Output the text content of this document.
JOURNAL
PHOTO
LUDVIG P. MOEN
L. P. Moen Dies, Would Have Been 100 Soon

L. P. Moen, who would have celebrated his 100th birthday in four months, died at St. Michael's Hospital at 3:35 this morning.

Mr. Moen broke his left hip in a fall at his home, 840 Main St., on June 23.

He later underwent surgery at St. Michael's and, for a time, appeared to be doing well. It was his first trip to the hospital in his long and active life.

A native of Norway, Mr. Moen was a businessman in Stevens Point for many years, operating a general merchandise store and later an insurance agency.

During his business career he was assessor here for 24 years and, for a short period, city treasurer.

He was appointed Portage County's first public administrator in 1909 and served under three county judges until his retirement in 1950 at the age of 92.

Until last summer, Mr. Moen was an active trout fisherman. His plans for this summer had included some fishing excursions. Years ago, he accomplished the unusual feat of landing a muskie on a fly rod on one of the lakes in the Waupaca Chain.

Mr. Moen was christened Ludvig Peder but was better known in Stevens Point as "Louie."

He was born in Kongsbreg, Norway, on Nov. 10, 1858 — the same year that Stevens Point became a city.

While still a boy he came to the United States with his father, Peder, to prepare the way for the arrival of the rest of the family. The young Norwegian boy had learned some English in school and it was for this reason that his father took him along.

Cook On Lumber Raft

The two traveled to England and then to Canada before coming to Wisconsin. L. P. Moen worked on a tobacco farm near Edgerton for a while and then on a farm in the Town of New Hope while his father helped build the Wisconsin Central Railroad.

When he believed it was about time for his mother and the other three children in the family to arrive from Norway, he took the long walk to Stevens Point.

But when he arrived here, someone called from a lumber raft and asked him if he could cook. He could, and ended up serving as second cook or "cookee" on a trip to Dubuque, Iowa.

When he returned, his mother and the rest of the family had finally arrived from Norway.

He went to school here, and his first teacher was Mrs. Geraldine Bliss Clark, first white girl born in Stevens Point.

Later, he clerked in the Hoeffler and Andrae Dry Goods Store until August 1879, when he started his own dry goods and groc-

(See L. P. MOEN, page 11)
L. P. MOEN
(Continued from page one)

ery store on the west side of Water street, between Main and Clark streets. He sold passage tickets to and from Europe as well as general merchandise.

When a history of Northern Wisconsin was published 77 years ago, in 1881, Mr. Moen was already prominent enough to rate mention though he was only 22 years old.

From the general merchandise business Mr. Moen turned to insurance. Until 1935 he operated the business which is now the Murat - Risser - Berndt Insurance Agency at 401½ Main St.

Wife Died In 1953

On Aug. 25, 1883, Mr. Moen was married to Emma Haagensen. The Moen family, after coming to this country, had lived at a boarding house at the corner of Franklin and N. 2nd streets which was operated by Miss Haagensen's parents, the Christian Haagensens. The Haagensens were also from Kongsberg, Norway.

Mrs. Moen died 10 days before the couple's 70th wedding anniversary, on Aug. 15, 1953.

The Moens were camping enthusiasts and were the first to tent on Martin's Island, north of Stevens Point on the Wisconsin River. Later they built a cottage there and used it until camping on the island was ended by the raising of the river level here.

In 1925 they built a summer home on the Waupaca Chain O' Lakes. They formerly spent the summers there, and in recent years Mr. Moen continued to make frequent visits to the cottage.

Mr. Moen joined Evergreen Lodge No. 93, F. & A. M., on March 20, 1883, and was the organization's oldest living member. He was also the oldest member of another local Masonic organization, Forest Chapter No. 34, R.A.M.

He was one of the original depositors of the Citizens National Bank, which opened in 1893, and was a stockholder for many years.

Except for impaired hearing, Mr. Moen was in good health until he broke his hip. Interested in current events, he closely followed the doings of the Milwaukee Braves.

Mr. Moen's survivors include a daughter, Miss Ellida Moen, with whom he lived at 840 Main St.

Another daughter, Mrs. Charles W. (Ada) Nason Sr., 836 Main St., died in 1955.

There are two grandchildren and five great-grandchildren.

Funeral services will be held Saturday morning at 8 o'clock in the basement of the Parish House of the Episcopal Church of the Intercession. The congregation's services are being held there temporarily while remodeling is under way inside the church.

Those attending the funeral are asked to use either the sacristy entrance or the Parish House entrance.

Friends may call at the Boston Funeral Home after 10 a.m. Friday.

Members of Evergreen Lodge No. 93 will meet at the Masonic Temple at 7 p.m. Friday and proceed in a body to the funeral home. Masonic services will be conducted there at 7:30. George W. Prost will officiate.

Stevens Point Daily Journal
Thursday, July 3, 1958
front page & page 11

__________________________________________________

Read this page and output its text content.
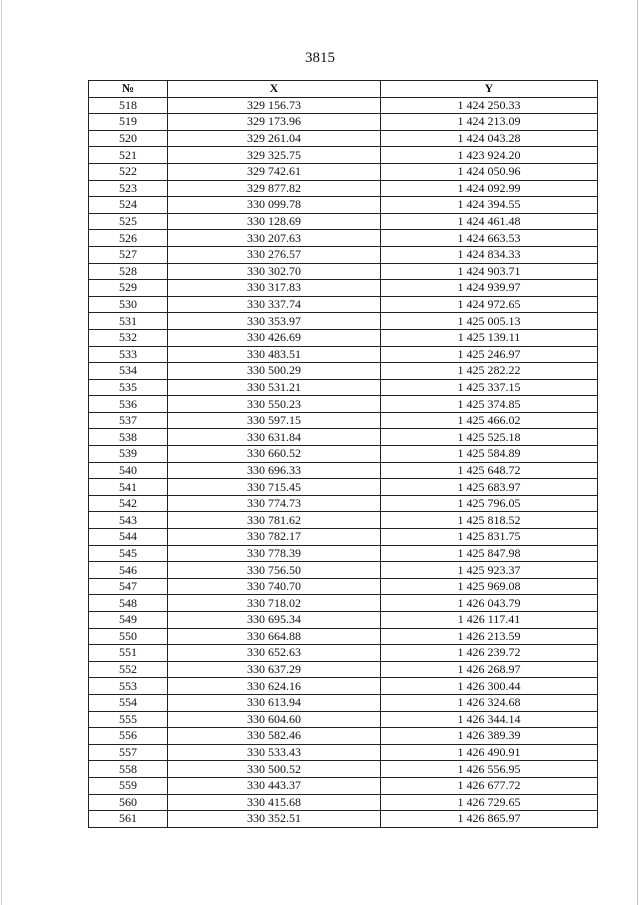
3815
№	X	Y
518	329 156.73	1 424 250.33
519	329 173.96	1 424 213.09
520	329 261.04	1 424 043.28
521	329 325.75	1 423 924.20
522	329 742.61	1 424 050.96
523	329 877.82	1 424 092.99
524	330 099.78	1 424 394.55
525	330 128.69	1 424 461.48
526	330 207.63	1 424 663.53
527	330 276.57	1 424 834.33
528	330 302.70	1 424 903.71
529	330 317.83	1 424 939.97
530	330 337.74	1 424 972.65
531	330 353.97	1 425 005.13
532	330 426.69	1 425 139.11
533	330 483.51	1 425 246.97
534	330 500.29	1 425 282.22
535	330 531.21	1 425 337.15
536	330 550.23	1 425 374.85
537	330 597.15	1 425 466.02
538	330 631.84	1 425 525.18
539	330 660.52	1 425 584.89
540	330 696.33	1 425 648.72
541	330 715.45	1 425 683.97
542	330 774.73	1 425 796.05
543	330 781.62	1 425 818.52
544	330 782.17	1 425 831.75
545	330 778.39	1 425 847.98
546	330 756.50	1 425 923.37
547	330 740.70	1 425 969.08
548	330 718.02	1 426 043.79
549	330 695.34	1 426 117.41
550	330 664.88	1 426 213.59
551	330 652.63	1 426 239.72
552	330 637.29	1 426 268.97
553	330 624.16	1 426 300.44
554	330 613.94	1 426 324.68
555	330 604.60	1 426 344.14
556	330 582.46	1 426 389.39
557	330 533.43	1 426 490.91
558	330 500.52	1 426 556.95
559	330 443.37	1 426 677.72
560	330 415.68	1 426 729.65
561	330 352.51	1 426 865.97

__________________________________________________

- What you need to do -
Calculate how many lines of the material include the string "page", and state that number by itself.

- Task output -
4